## PROVIDED ENTRIES
[Begin]

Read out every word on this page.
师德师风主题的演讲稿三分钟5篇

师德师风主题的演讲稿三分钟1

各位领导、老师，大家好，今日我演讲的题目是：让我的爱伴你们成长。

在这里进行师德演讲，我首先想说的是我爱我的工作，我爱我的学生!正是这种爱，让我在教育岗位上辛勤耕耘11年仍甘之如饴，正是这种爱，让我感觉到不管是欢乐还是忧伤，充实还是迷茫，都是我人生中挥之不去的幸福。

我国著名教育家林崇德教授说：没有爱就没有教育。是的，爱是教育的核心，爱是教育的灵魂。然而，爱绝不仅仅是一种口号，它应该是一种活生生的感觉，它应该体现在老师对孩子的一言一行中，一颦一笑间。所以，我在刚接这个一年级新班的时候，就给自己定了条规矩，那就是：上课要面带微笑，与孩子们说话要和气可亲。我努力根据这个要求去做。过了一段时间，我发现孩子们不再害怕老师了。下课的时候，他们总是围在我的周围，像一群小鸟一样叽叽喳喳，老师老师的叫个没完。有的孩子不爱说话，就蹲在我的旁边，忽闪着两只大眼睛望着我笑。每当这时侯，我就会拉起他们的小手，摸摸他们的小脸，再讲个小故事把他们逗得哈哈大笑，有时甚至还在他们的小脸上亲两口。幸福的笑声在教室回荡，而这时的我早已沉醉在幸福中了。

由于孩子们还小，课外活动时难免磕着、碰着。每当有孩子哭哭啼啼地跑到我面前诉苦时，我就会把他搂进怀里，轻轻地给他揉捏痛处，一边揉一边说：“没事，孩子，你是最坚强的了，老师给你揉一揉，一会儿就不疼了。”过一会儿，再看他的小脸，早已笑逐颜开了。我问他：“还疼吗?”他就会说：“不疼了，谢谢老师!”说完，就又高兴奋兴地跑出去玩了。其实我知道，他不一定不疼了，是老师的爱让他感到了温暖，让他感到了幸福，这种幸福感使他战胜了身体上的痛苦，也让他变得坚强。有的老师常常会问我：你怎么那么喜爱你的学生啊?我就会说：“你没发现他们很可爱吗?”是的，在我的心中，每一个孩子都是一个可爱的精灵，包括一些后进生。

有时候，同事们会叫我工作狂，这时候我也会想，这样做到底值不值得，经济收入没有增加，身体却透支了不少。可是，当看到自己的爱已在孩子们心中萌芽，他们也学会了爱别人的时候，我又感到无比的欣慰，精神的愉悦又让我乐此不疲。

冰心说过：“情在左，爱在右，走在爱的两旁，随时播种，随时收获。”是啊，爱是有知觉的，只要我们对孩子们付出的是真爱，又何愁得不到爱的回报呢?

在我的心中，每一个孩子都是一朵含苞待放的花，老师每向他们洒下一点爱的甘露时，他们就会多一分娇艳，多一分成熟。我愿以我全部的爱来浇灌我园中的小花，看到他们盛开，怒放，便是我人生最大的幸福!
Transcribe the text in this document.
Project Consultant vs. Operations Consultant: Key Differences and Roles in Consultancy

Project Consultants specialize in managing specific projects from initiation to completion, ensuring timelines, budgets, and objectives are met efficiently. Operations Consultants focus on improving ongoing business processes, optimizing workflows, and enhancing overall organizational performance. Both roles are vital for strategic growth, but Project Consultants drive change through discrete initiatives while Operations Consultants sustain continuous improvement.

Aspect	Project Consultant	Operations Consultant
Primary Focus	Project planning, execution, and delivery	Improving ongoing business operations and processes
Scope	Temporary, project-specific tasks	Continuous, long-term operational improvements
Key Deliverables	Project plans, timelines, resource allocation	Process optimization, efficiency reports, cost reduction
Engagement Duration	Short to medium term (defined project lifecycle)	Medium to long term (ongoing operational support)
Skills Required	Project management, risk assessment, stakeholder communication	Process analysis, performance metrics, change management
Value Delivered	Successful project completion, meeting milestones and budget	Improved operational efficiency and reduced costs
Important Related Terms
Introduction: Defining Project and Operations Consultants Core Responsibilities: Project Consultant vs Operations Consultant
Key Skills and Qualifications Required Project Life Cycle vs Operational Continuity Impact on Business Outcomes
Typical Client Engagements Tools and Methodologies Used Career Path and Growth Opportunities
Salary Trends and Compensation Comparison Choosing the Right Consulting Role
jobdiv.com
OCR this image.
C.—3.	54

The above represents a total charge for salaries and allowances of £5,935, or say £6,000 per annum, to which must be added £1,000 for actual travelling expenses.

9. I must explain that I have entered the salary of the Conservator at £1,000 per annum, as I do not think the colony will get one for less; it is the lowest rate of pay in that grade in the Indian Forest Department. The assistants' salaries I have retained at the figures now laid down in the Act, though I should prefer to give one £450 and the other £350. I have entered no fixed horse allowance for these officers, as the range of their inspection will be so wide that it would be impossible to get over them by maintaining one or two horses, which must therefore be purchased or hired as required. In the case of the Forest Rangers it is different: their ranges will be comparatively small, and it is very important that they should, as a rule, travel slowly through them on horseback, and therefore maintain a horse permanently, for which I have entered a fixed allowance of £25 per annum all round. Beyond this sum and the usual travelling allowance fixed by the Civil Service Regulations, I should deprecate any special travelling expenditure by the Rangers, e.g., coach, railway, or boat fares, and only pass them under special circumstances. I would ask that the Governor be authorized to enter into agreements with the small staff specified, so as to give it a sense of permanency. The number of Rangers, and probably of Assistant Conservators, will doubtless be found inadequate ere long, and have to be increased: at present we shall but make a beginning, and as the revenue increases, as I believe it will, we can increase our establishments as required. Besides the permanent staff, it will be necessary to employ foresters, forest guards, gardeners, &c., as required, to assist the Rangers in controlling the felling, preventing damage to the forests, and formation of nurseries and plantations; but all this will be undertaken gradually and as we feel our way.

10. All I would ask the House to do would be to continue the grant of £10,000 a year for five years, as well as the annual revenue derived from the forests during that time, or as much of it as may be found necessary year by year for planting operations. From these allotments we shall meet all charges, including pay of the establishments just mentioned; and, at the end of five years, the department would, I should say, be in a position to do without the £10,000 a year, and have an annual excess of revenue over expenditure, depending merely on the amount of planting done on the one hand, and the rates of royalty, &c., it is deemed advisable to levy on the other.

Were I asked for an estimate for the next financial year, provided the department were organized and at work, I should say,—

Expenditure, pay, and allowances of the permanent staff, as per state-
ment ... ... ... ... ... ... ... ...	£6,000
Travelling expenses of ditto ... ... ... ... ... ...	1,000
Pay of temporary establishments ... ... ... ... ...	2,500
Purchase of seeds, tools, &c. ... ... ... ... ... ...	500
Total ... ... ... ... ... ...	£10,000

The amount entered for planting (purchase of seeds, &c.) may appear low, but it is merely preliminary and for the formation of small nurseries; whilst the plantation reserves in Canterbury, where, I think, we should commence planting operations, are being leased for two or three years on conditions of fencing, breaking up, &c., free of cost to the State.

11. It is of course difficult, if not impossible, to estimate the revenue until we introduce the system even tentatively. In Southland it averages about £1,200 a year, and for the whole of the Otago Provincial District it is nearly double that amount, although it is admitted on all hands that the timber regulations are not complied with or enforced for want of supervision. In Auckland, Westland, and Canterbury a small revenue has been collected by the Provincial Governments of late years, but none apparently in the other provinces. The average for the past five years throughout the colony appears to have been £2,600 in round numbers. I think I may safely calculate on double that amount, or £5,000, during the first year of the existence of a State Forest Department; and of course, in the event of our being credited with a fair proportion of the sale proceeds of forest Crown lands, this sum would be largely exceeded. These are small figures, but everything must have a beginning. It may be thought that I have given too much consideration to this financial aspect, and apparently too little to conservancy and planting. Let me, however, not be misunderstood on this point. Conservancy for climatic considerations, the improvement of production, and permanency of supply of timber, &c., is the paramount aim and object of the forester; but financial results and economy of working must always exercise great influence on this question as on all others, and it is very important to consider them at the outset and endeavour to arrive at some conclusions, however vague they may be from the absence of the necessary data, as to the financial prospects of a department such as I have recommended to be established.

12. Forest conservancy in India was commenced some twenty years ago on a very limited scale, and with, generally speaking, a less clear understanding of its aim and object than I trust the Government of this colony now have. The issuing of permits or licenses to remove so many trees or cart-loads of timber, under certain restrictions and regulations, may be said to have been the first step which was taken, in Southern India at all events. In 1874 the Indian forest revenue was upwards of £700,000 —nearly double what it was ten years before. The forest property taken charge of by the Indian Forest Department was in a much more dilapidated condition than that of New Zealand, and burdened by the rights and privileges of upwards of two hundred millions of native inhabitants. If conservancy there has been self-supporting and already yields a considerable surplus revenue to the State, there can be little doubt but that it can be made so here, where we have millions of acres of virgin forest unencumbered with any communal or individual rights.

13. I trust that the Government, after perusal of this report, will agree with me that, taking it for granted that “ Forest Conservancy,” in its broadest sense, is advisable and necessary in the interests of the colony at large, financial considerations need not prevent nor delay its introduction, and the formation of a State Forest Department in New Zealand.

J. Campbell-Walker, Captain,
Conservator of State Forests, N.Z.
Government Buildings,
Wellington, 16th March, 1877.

[End]

## OBJECTIVE
Pick out every line above that holds the word "在我的心中" and copy it.

## TASK ANSWER
由于孩子们还小，课外活动时难免磕着、碰着。每当有孩子哭哭啼啼地跑到我面前诉苦时，我就会把他搂进怀里，轻轻地给他揉捏痛处，一边揉一边说：“没事，孩子，你是最坚强的了，老师给你揉一揉，一会儿就不疼了。”过一会儿，再看他的小脸，早已笑逐颜开了。我问他：“还疼吗?”他就会说：“不疼了，谢谢老师!”说完，就又高兴奋兴地跑出去玩了。其实我知道，他不一定不疼了，是老师的爱让他感到了温暖，让他感到了幸福，这种幸福感使他战胜了身体上的痛苦，也让他变得坚强。有的老师常常会问我：你怎么那么喜爱你的学生啊?我就会说：“你没发现他们很可爱吗?”是的，在我的心中，每一个孩子都是一个可爱的精灵，包括一些后进生。
在我的心中，每一个孩子都是一朵含苞待放的花，老师每向他们洒下一点爱的甘露时，他们就会多一分娇艳，多一分成熟。我愿以我全部的爱来浇灌我园中的小花，看到他们盛开，怒放，便是我人生最大的幸福!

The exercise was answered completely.